A run of records
____________________
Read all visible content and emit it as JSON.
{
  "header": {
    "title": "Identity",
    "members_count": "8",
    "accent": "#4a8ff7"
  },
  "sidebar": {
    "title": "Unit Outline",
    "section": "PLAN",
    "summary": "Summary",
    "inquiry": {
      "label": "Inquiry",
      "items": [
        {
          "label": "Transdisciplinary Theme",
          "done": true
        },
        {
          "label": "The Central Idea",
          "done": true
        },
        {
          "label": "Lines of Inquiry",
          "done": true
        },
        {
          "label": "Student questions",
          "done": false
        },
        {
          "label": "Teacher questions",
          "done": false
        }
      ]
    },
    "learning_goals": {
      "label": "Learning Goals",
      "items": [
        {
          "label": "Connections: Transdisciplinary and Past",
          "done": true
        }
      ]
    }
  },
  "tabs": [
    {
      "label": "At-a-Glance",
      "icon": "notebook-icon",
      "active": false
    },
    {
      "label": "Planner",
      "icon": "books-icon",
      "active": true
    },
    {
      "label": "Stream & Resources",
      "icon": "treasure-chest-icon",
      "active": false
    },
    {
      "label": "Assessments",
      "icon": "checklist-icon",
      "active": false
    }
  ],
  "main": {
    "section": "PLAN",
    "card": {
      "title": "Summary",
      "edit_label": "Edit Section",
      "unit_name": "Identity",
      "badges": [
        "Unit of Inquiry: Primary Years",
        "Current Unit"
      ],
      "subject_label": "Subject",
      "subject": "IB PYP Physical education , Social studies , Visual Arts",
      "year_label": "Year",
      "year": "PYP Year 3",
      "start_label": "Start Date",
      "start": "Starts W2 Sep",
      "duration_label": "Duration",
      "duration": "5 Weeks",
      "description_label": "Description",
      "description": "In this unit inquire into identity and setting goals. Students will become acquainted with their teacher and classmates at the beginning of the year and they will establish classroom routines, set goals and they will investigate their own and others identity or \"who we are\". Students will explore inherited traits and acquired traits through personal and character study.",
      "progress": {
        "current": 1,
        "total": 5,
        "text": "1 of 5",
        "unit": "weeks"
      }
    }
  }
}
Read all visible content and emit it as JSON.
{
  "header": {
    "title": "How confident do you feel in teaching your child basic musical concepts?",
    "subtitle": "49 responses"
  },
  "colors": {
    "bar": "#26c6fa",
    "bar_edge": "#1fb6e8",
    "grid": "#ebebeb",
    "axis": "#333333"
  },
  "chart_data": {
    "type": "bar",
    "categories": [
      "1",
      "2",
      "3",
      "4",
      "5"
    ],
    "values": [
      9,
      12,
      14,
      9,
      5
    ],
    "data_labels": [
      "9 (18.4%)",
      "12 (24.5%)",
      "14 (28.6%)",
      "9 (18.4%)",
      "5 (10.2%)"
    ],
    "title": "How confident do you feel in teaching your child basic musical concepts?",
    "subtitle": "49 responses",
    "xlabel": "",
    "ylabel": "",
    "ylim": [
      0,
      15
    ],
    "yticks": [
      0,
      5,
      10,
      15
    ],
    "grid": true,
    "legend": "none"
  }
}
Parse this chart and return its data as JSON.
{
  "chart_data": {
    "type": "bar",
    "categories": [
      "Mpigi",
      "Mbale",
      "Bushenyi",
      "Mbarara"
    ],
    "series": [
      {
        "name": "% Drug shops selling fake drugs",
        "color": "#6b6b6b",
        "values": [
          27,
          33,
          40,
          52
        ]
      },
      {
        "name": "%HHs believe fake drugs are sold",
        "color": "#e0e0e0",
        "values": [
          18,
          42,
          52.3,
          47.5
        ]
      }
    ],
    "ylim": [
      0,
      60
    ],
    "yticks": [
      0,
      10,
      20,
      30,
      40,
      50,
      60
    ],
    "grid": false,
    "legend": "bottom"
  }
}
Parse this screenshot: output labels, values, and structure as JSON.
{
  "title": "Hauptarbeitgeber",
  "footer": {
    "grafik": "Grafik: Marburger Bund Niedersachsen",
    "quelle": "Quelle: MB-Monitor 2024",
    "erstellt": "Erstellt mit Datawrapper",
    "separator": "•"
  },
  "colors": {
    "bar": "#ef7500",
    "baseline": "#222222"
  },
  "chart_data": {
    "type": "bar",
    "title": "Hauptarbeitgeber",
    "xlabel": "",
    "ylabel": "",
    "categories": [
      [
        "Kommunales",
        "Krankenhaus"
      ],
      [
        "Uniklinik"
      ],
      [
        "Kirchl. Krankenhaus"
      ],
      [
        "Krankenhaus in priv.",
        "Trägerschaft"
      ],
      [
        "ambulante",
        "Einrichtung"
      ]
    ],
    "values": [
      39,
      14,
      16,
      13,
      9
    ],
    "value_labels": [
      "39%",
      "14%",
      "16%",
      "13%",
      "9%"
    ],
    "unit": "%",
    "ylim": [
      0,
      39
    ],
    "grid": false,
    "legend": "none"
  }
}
____________________
Task brief:
Starting from the line containing "Parse this chart and return its data as JSON.", repeat each line through the end of the entries, exactly.

Solution to this task:
Parse this chart and return its data as JSON.
{
  "chart_data": {
    "type": "bar",
    "categories": [
      "Mpigi",
      "Mbale",
      "Bushenyi",
      "Mbarara"
    ],
    "series": [
      {
        "name": "% Drug shops selling fake drugs",
        "color": "#6b6b6b",
        "values": [
          27,
          33,
          40,
          52
        ]
      },
      {
        "name": "%HHs believe fake drugs are sold",
        "color": "#e0e0e0",
        "values": [
          18,
          42,
          52.3,
          47.5
        ]
      }
    ],
    "ylim": [
      0,
      60
    ],
    "yticks": [
      0,
      10,
      20,
      30,
      40,
      50,
      60
    ],
    "grid": false,
    "legend": "bottom"
  }
}
Parse this screenshot: output labels, values, and structure as JSON.
{
  "title": "Hauptarbeitgeber",
  "footer": {
    "grafik": "Grafik: Marburger Bund Niedersachsen",
    "quelle": "Quelle: MB-Monitor 2024",
    "erstellt": "Erstellt mit Datawrapper",
    "separator": "•"
  },
  "colors": {
    "bar": "#ef7500",
    "baseline": "#222222"
  },
  "chart_data": {
    "type": "bar",
    "title": "Hauptarbeitgeber",
    "xlabel": "",
    "ylabel": "",
    "categories": [
      [
        "Kommunales",
        "Krankenhaus"
      ],
      [
        "Uniklinik"
      ],
      [
        "Kirchl. Krankenhaus"
      ],
      [
        "Krankenhaus in priv.",
        "Trägerschaft"
      ],
      [
        "ambulante",
        "Einrichtung"
      ]
    ],
    "values": [
      39,
      14,
      16,
      13,
      9
    ],
    "value_labels": [
      "39%",
      "14%",
      "16%",
      "13%",
      "9%"
    ],
    "unit": "%",
    "ylim": [
      0,
      39
    ],
    "grid": false,
    "legend": "none"
  }
}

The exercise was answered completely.